An Unduly Hard Month of May in the Current Age of Reason

This month of May has already taken a deadly toll on the intellectual life of America, in ways both figurative and literal. Aside from all the daily dumbing-down of the United States that you’ll note in the headlines and talk radio chatter, we’ve also lost some of the very best minds from the previous better era of high culture and academia.
Earlier this month we penned a heartfelt farewell to Tom Wolfe, who was the greatest American writer of the past half-century in our opinion, and now we find ourselves respectfully noting the past week’s deaths of both Richard Pipes and Bernard Lewis, who in our opinion were the two most formidable thinkers of their time in their essential academic fields
Neither Pipes nor Lewis were ever nearly as household-name famous as any of the Kardashians or the latest rap star or that lawyer for a porno performer who’s lately been on the cable channels causing all sorts of problems for the President of the United States, but in the long run we expect they’ll prove far more consequential.
Pipes, who died on May 17 at the age of 94, was a Harvard professor of Russian and Soviet history. That sounds pretty boring by current pop culture standards, and that Harvard professorship will immediately raise suspicions among the current version of conservative talk radio chatter, but his scholarly analysis of the Cold War, which was a hot topic at the time, played a key role in bringing that conflict to a for-now successful conclusion for what’s left of Western Civilization and classically liberal democracy.
Despite his Harvard professorship and the academic fashions of his moment, which politely agreed that international communism was an historical inevitability, Pipes daringly predicted that the Soviet model’s fundamental flaws doomed it to failure that a robust challenge from a more culturally and economically vibrant and militarily stronger West could more quickly bring about. President Ronald Reagan had already reached the same conclusion, but he still drew on the depth of Pipes’ analysis as he pursued that agenda, and he was quite effective in noting to the press and public opinion that his policies had the imprimatur of a some fancy-assed Harvard professor who scholarship was unchallenged even by his critics. Both Pipes and Reagan suffered the derision of the left, which was probably harder on the academic Pipes, but for now they seem vindicated by history.
Lewis, who died Saturday at the ripe old age of 101, was a longtime professor of Middle Eastern studies at the equally fancy-pants Princeton University. That sounds pretty boring to the popular culture and suspicious to the talk radio chatter, too, but he also did Western Civilization a huge favor by defying academic fashions about the great global civilizational clash that was unleashed at the end the Cold War.
Lewis was born into a middle-class Jewish American family around the same time T.E. Lawrence, who had majored in was was then called “Orientalism” at an elite British University, was leading an Arab revolt to help Britain’s efforts in World War I. By the time Lewis was pursuing his higher education in the same discipline it was called Middle Eastern studies, but he went at it with the same diligence and cultural confidence as “Lawrence of Arabia.” He mastered Hebrew far beyond what his Bar Mitzvah reading required, became equally fluent in Farsi and Arabic, modestly joked that he could “make the noises” of another 11 languages, and dug deeply into all of the cultures those languages represented and reported his finding in pristine English prose.

Problem set:
(a) In the essay on the deaths of Richard Pipes and Bernard Lewis, how many languages besides Hebrew, Farsi and Arabic did Lewis joke that he could "make the noises" of?
(b) Continue the essay on Richard Pipes and Bernard Lewis from the end of its last sentence.

Provided information:
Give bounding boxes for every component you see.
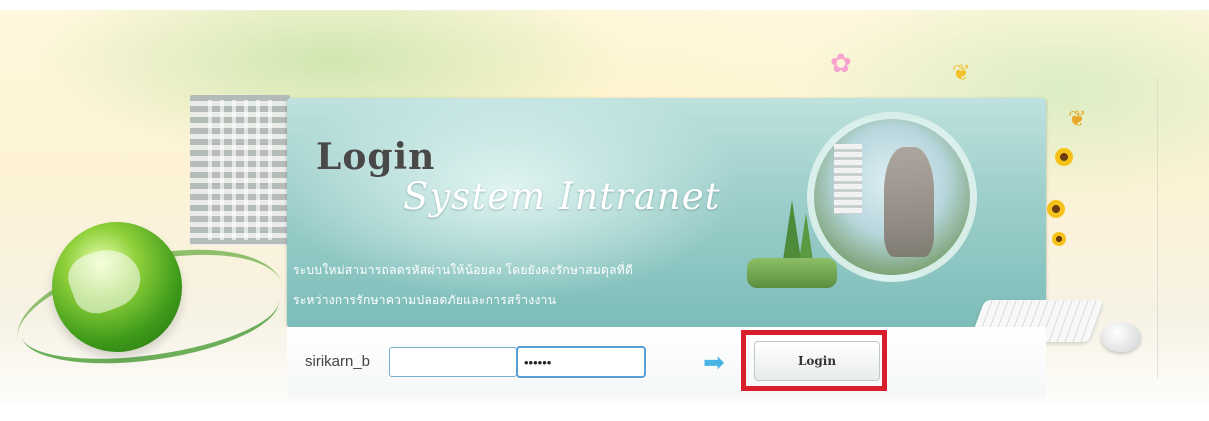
bottom-margin xyxy=(0,405,1209,421)
arrow-right-icon: ➡ xyxy=(703,347,725,377)
sunflower-icon xyxy=(1047,200,1065,218)
banner-title: Login xyxy=(316,136,436,178)
username-label: sirikarn_b xyxy=(305,353,371,370)
tree-decoration xyxy=(799,213,813,261)
password-input[interactable] xyxy=(516,346,646,378)
banner-subtitle: System Intranet xyxy=(403,175,721,218)
username-input[interactable] xyxy=(389,347,517,377)
campus-photo xyxy=(807,112,977,282)
building-windows xyxy=(208,100,278,240)
photo-statue xyxy=(884,147,934,257)
photo-tower xyxy=(834,144,862,214)
right-divider xyxy=(1157,78,1158,378)
butterfly-icon: ❦ xyxy=(952,60,971,85)
banner-description-line2: ระหว่างการรักษาความปลอดภัยและการสร้างงาน xyxy=(293,293,557,307)
banner-description-line1: ระบบใหม่สามารถลดรหัสผ่านให้น้อยลง โดยยัง… xyxy=(293,263,634,277)
flower-icon: ✿ xyxy=(830,48,852,78)
sunflower-icon xyxy=(1052,232,1066,246)
sunflower-icon xyxy=(1055,148,1073,166)
mouse-image xyxy=(1101,322,1141,352)
login-button[interactable]: Login xyxy=(754,341,880,381)
top-margin xyxy=(0,0,1209,10)
hedge-decoration xyxy=(747,258,837,288)
butterfly-icon: ❦ xyxy=(1068,106,1087,131)
login-banner: Login System Intranet ระบบใหม่สามารถลดรห… xyxy=(287,98,1046,327)
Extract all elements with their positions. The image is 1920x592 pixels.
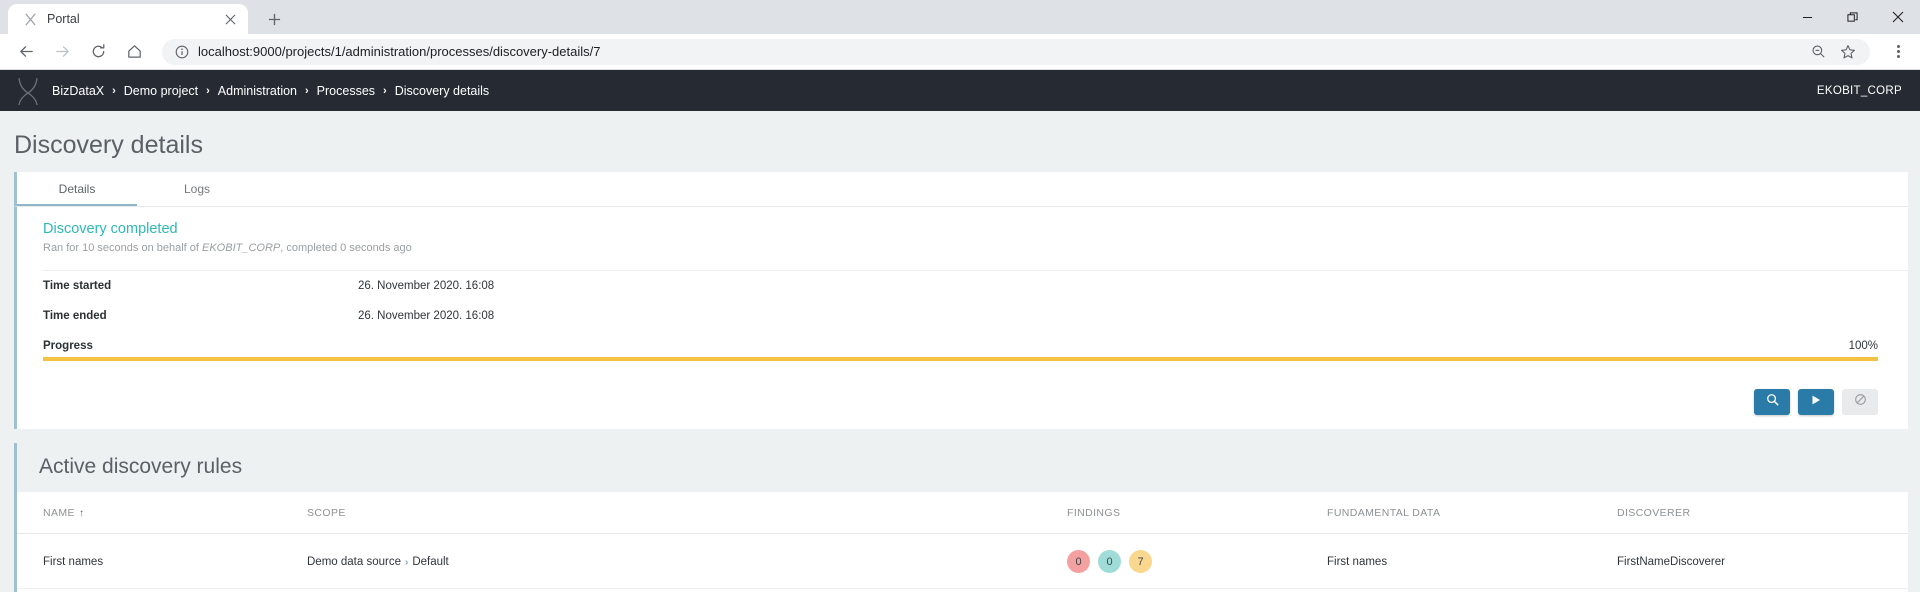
rules-table-head: NAME ↑ SCOPE FINDINGS FUNDAMENTAL DATA DI… xyxy=(17,492,1908,534)
breadcrumb-item-discovery-details: Discovery details xyxy=(394,83,490,98)
tab-details[interactable]: Details xyxy=(17,172,137,206)
status-sub-prefix: Ran for 10 seconds on behalf of xyxy=(43,242,202,254)
field-time-started-label: Time started xyxy=(43,280,112,292)
new-tab-button[interactable] xyxy=(260,5,288,33)
progress-bar-fill xyxy=(43,357,1878,361)
star-icon[interactable] xyxy=(1840,44,1856,60)
cell-fundamental-data: First names xyxy=(1327,533,1617,589)
arrow-left-icon[interactable] xyxy=(11,37,41,67)
breadcrumb: BizDataX › Demo project › Administration… xyxy=(52,84,489,98)
browser-toolbar: localhost:9000/projects/1/administration… xyxy=(0,34,1920,70)
app-header: BizDataX › Demo project › Administration… xyxy=(0,70,1920,111)
reload-icon[interactable] xyxy=(83,37,113,67)
details-card: Details Logs Discovery completed Ran for… xyxy=(14,172,1908,429)
address-bar[interactable]: localhost:9000/projects/1/administration… xyxy=(162,38,1870,65)
field-time-ended: Time ended 26. November 2020. 16:08 xyxy=(17,301,1908,331)
run-button[interactable] xyxy=(1798,389,1834,415)
browser-tabstrip: Portal xyxy=(0,0,1920,34)
rules-table-wrap: NAME ↑ SCOPE FINDINGS FUNDAMENTAL DATA DI… xyxy=(17,492,1908,589)
zoom-out-icon[interactable] xyxy=(1811,44,1826,59)
status-badge-info: 0 xyxy=(1098,550,1121,573)
three-dots-vertical-icon[interactable] xyxy=(1884,38,1912,66)
minimize-icon[interactable] xyxy=(1785,0,1830,34)
cell-findings: 0 0 7 xyxy=(1067,533,1327,589)
chevron-right-icon: › xyxy=(383,84,387,97)
column-header-name[interactable]: NAME ↑ xyxy=(17,492,307,534)
breadcrumb-item-administration[interactable]: Administration xyxy=(218,84,297,98)
field-time-ended-label: Time ended xyxy=(43,310,107,322)
chevron-right-icon: › xyxy=(206,84,210,97)
column-header-findings[interactable]: FINDINGS xyxy=(1067,492,1327,534)
tab-details-label: Details xyxy=(58,182,96,196)
column-header-discoverer[interactable]: DISCOVERER xyxy=(1617,492,1908,534)
arrow-right-icon xyxy=(47,37,77,67)
progress-bar xyxy=(43,357,1878,361)
header-user-label[interactable]: EKOBIT_CORP xyxy=(1817,85,1902,97)
status-sub-actor: EKOBIT_CORP xyxy=(202,242,281,254)
column-header-fundamental-data[interactable]: FUNDAMENTAL DATA xyxy=(1327,492,1617,534)
column-header-scope[interactable]: SCOPE xyxy=(307,492,1067,534)
cell-name: First names xyxy=(17,533,307,589)
page-title: Discovery details xyxy=(14,131,203,159)
browser-tab[interactable]: Portal xyxy=(8,4,248,34)
rules-table-body: First names Demo data source › Default 0 0… xyxy=(17,533,1908,589)
progress-percent: 100% xyxy=(1848,340,1878,352)
chevron-right-icon: › xyxy=(112,84,116,97)
rules-section-title: Active discovery rules xyxy=(39,455,243,478)
tab-bar: Details Logs xyxy=(14,172,1908,206)
findings-badges: 0 0 7 xyxy=(1067,550,1327,573)
details-panel: Discovery completed Ran for 10 seconds o… xyxy=(14,206,1908,379)
tab-logs[interactable]: Logs xyxy=(137,172,257,206)
search-button[interactable] xyxy=(1754,389,1790,415)
maximize-icon[interactable] xyxy=(1830,0,1875,34)
tab-logs-label: Logs xyxy=(183,182,211,196)
field-time-ended-value: 26. November 2020. 16:08 xyxy=(358,310,495,322)
close-icon[interactable] xyxy=(222,11,238,27)
table-row[interactable]: First names Demo data source › Default 0 0… xyxy=(17,533,1908,589)
progress-label: Progress xyxy=(43,340,93,352)
status-badge-warning: 7 xyxy=(1129,550,1152,573)
column-header-name-label: NAME xyxy=(43,507,75,519)
scope-child: Default xyxy=(412,555,449,568)
status-subtitle: Ran for 10 seconds on behalf of EKOBIT_C… xyxy=(43,242,1908,254)
window-controls xyxy=(1785,0,1920,34)
info-circle-icon[interactable] xyxy=(174,44,189,59)
stop-button xyxy=(1842,389,1878,415)
scope-parent: Demo data source xyxy=(307,555,401,568)
play-icon xyxy=(1810,393,1822,411)
rules-table: NAME ↑ SCOPE FINDINGS FUNDAMENTAL DATA DI… xyxy=(17,492,1908,589)
status-badge-critical: 0 xyxy=(1067,550,1090,573)
bizdatax-x-logo-icon xyxy=(12,74,44,108)
bizdatax-logo-icon xyxy=(22,11,38,27)
search-icon xyxy=(1766,393,1779,411)
breadcrumb-item-bizdatax[interactable]: BizDataX xyxy=(52,84,104,98)
status-block: Discovery completed Ran for 10 seconds o… xyxy=(17,207,1908,264)
cell-discoverer: FirstNameDiscoverer xyxy=(1617,533,1908,589)
page-body: Discovery details Details Logs Discovery… xyxy=(0,111,1920,592)
chevron-right-icon: › xyxy=(404,556,409,568)
active-discovery-rules-card: Active discovery rules NAME ↑ SCOPE FINDI… xyxy=(14,443,1908,592)
home-icon[interactable] xyxy=(119,37,149,67)
breadcrumb-item-demo-project[interactable]: Demo project xyxy=(124,84,198,98)
arrow-up-icon: ↑ xyxy=(78,508,85,519)
address-bar-url: localhost:9000/projects/1/administration… xyxy=(198,44,601,59)
block-icon xyxy=(1854,393,1867,411)
chevron-right-icon: › xyxy=(305,84,309,97)
close-icon[interactable] xyxy=(1875,0,1920,34)
field-time-started: Time started 26. November 2020. 16:08 xyxy=(17,271,1908,301)
table-header-row: NAME ↑ SCOPE FINDINGS FUNDAMENTAL DATA DI… xyxy=(17,492,1908,534)
breadcrumb-item-processes[interactable]: Processes xyxy=(317,84,375,98)
field-time-started-value: 26. November 2020. 16:08 xyxy=(358,280,495,292)
action-bar xyxy=(14,379,1908,429)
progress-row: Progress 100% xyxy=(17,331,1908,352)
browser-tab-title: Portal xyxy=(47,12,80,26)
status-title: Discovery completed xyxy=(43,221,178,237)
status-sub-suffix: , completed 0 seconds ago xyxy=(280,242,412,254)
cell-scope: Demo data source › Default xyxy=(307,533,1067,589)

Exercise responses:
(a) 11

(b)
Although he inevitably found plenty of good and bad in all the cultures he surveyed, as well as the intrusive and all-too-human culture he came from, Lewis never shied from the necessary judgments needed to make sense of it all. He frequently defied the academic fashions of his time by opining that fundamental differences between the Islamic and more or less Judeo-Christian cultures made a “conflict of civilizations” inevitably in an increasingly small world, and that in the long run the world would be better off the more culturally and economically and military stronger West prevailed.
Despite his undisputed scholarship and Ivy League credentials, in the 1990’s Lewis was challenged as the premier Middle Eastern scholar by Columbia professor Edward Said, whose surprisingly best-selling book “Orientalism” charged that the academic field was still tainted by a Occidental bias against the poor victims of the West’s rapacious colonialism. The debate was still raging when some suicidal Islamist terrorists crashed hijacked airplanes into the Wold Trade Center and the Pentagon and a Pennsylvania farm field way back in ’01, and for a while there the debate between Lewis and Said was a hot topic. Both sides have since had considerable influence on subsequent events, for better and worth, but for now Lewis has been more influential, and we expect that in the long he will be vindicated.
For now, though, one month’s loss of the likes of the clear-eyed likes of Wolfe and Pipes and Lewis gives some worry,  especially when the rest of the news and talk radio chatter is so alarmingly divorced from the sort of fact-based and dispassionately objective analysis these men once provided.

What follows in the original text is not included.